[Collected data entries]
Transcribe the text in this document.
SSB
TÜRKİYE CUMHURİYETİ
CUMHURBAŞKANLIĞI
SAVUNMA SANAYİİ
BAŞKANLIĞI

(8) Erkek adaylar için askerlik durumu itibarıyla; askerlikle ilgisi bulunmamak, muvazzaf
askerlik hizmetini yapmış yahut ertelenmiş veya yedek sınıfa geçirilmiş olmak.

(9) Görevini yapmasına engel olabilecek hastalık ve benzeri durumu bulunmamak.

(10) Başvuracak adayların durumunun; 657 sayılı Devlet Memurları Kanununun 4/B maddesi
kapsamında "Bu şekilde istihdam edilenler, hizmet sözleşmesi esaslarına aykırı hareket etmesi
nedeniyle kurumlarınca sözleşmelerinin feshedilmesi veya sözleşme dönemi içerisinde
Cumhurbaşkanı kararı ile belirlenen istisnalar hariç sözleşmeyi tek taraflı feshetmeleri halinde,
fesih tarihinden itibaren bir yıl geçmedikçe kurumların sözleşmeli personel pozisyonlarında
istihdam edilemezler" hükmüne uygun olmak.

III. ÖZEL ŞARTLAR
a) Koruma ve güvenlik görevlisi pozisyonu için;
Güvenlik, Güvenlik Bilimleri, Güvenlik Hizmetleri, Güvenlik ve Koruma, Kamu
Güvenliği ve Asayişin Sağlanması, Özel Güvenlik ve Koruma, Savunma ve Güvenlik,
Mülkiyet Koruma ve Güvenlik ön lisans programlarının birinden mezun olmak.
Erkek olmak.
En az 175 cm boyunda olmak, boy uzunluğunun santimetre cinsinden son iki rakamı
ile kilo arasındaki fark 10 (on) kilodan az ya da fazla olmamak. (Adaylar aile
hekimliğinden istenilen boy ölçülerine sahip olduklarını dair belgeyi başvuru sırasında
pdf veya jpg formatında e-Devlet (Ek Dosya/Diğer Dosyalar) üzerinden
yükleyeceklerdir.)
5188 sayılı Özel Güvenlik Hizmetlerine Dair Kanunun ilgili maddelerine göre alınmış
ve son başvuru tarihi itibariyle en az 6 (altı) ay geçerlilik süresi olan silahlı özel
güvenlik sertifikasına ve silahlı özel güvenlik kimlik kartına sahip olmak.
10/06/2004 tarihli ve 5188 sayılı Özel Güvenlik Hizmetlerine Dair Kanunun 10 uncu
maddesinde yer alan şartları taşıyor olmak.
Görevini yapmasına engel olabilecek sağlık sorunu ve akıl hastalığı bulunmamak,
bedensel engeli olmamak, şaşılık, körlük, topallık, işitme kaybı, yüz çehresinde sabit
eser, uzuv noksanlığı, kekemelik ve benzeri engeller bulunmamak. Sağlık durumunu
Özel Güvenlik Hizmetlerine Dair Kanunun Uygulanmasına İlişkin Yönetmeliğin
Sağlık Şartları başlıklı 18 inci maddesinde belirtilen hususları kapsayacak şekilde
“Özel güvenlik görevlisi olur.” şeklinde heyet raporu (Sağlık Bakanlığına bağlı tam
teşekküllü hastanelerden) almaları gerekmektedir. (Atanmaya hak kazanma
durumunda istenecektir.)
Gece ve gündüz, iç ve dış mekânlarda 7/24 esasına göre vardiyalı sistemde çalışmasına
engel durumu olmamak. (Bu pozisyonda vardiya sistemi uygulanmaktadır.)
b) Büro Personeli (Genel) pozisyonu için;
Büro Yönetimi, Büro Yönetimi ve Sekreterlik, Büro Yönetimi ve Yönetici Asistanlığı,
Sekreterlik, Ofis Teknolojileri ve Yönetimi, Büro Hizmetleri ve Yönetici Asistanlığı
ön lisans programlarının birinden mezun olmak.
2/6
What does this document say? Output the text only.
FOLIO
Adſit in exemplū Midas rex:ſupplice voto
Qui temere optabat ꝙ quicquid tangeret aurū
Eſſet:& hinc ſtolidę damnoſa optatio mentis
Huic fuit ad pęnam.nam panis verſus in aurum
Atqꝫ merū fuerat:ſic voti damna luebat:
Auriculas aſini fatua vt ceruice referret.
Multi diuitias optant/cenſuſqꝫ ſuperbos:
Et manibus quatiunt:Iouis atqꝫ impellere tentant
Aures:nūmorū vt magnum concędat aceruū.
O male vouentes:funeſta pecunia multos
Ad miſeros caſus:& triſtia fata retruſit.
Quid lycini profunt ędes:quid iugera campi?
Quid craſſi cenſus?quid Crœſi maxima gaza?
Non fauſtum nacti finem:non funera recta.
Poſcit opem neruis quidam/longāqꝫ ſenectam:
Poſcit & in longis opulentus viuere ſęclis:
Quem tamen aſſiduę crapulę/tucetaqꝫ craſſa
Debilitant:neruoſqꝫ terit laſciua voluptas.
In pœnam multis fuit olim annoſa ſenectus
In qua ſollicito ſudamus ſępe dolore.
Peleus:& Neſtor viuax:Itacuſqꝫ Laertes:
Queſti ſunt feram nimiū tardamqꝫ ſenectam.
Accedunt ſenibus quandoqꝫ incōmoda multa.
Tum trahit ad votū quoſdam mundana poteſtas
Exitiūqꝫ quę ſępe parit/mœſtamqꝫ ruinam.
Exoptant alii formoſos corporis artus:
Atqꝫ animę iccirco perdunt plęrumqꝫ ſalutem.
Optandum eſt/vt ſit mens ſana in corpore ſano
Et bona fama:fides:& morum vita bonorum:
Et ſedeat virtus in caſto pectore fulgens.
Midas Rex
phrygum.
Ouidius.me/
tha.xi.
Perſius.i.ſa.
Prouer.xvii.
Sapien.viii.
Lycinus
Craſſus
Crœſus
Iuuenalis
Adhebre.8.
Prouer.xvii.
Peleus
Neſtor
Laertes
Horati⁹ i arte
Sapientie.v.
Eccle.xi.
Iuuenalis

» TASK BRIEF:
All of the data needs to be printed once more, exactly.

» OUTPUT OF THE TASK:
Transcribe the text in this document.
SSB
TÜRKİYE CUMHURİYETİ
CUMHURBAŞKANLIĞI
SAVUNMA SANAYİİ
BAŞKANLIĞI

(8) Erkek adaylar için askerlik durumu itibarıyla; askerlikle ilgisi bulunmamak, muvazzaf
askerlik hizmetini yapmış yahut ertelenmiş veya yedek sınıfa geçirilmiş olmak.

(9) Görevini yapmasına engel olabilecek hastalık ve benzeri durumu bulunmamak.

(10) Başvuracak adayların durumunun; 657 sayılı Devlet Memurları Kanununun 4/B maddesi
kapsamında "Bu şekilde istihdam edilenler, hizmet sözleşmesi esaslarına aykırı hareket etmesi
nedeniyle kurumlarınca sözleşmelerinin feshedilmesi veya sözleşme dönemi içerisinde
Cumhurbaşkanı kararı ile belirlenen istisnalar hariç sözleşmeyi tek taraflı feshetmeleri halinde,
fesih tarihinden itibaren bir yıl geçmedikçe kurumların sözleşmeli personel pozisyonlarında
istihdam edilemezler" hükmüne uygun olmak.

III. ÖZEL ŞARTLAR
a) Koruma ve güvenlik görevlisi pozisyonu için;
Güvenlik, Güvenlik Bilimleri, Güvenlik Hizmetleri, Güvenlik ve Koruma, Kamu
Güvenliği ve Asayişin Sağlanması, Özel Güvenlik ve Koruma, Savunma ve Güvenlik,
Mülkiyet Koruma ve Güvenlik ön lisans programlarının birinden mezun olmak.
Erkek olmak.
En az 175 cm boyunda olmak, boy uzunluğunun santimetre cinsinden son iki rakamı
ile kilo arasındaki fark 10 (on) kilodan az ya da fazla olmamak. (Adaylar aile
hekimliğinden istenilen boy ölçülerine sahip olduklarını dair belgeyi başvuru sırasında
pdf veya jpg formatında e-Devlet (Ek Dosya/Diğer Dosyalar) üzerinden
yükleyeceklerdir.)
5188 sayılı Özel Güvenlik Hizmetlerine Dair Kanunun ilgili maddelerine göre alınmış
ve son başvuru tarihi itibariyle en az 6 (altı) ay geçerlilik süresi olan silahlı özel
güvenlik sertifikasına ve silahlı özel güvenlik kimlik kartına sahip olmak.
10/06/2004 tarihli ve 5188 sayılı Özel Güvenlik Hizmetlerine Dair Kanunun 10 uncu
maddesinde yer alan şartları taşıyor olmak.
Görevini yapmasına engel olabilecek sağlık sorunu ve akıl hastalığı bulunmamak,
bedensel engeli olmamak, şaşılık, körlük, topallık, işitme kaybı, yüz çehresinde sabit
eser, uzuv noksanlığı, kekemelik ve benzeri engeller bulunmamak. Sağlık durumunu
Özel Güvenlik Hizmetlerine Dair Kanunun Uygulanmasına İlişkin Yönetmeliğin
Sağlık Şartları başlıklı 18 inci maddesinde belirtilen hususları kapsayacak şekilde
“Özel güvenlik görevlisi olur.” şeklinde heyet raporu (Sağlık Bakanlığına bağlı tam
teşekküllü hastanelerden) almaları gerekmektedir. (Atanmaya hak kazanma
durumunda istenecektir.)
Gece ve gündüz, iç ve dış mekânlarda 7/24 esasına göre vardiyalı sistemde çalışmasına
engel durumu olmamak. (Bu pozisyonda vardiya sistemi uygulanmaktadır.)
b) Büro Personeli (Genel) pozisyonu için;
Büro Yönetimi, Büro Yönetimi ve Sekreterlik, Büro Yönetimi ve Yönetici Asistanlığı,
Sekreterlik, Ofis Teknolojileri ve Yönetimi, Büro Hizmetleri ve Yönetici Asistanlığı
ön lisans programlarının birinden mezun olmak.
2/6
What does this document say? Output the text only.
FOLIO
Adſit in exemplū Midas rex:ſupplice voto
Qui temere optabat ꝙ quicquid tangeret aurū
Eſſet:& hinc ſtolidę damnoſa optatio mentis
Huic fuit ad pęnam.nam panis verſus in aurum
Atqꝫ merū fuerat:ſic voti damna luebat:
Auriculas aſini fatua vt ceruice referret.
Multi diuitias optant/cenſuſqꝫ ſuperbos:
Et manibus quatiunt:Iouis atqꝫ impellere tentant
Aures:nūmorū vt magnum concędat aceruū.
O male vouentes:funeſta pecunia multos
Ad miſeros caſus:& triſtia fata retruſit.
Quid lycini profunt ędes:quid iugera campi?
Quid craſſi cenſus?quid Crœſi maxima gaza?
Non fauſtum nacti finem:non funera recta.
Poſcit opem neruis quidam/longāqꝫ ſenectam:
Poſcit & in longis opulentus viuere ſęclis:
Quem tamen aſſiduę crapulę/tucetaqꝫ craſſa
Debilitant:neruoſqꝫ terit laſciua voluptas.
In pœnam multis fuit olim annoſa ſenectus
In qua ſollicito ſudamus ſępe dolore.
Peleus:& Neſtor viuax:Itacuſqꝫ Laertes:
Queſti ſunt feram nimiū tardamqꝫ ſenectam.
Accedunt ſenibus quandoqꝫ incōmoda multa.
Tum trahit ad votū quoſdam mundana poteſtas
Exitiūqꝫ quę ſępe parit/mœſtamqꝫ ruinam.
Exoptant alii formoſos corporis artus:
Atqꝫ animę iccirco perdunt plęrumqꝫ ſalutem.
Optandum eſt/vt ſit mens ſana in corpore ſano
Et bona fama:fides:& morum vita bonorum:
Et ſedeat virtus in caſto pectore fulgens.
Midas Rex
phrygum.
Ouidius.me/
tha.xi.
Perſius.i.ſa.
Prouer.xvii.
Sapien.viii.
Lycinus
Craſſus
Crœſus
Iuuenalis
Adhebre.8.
Prouer.xvii.
Peleus
Neſtor
Laertes
Horati⁹ i arte
Sapientie.v.
Eccle.xi.
Iuuenalis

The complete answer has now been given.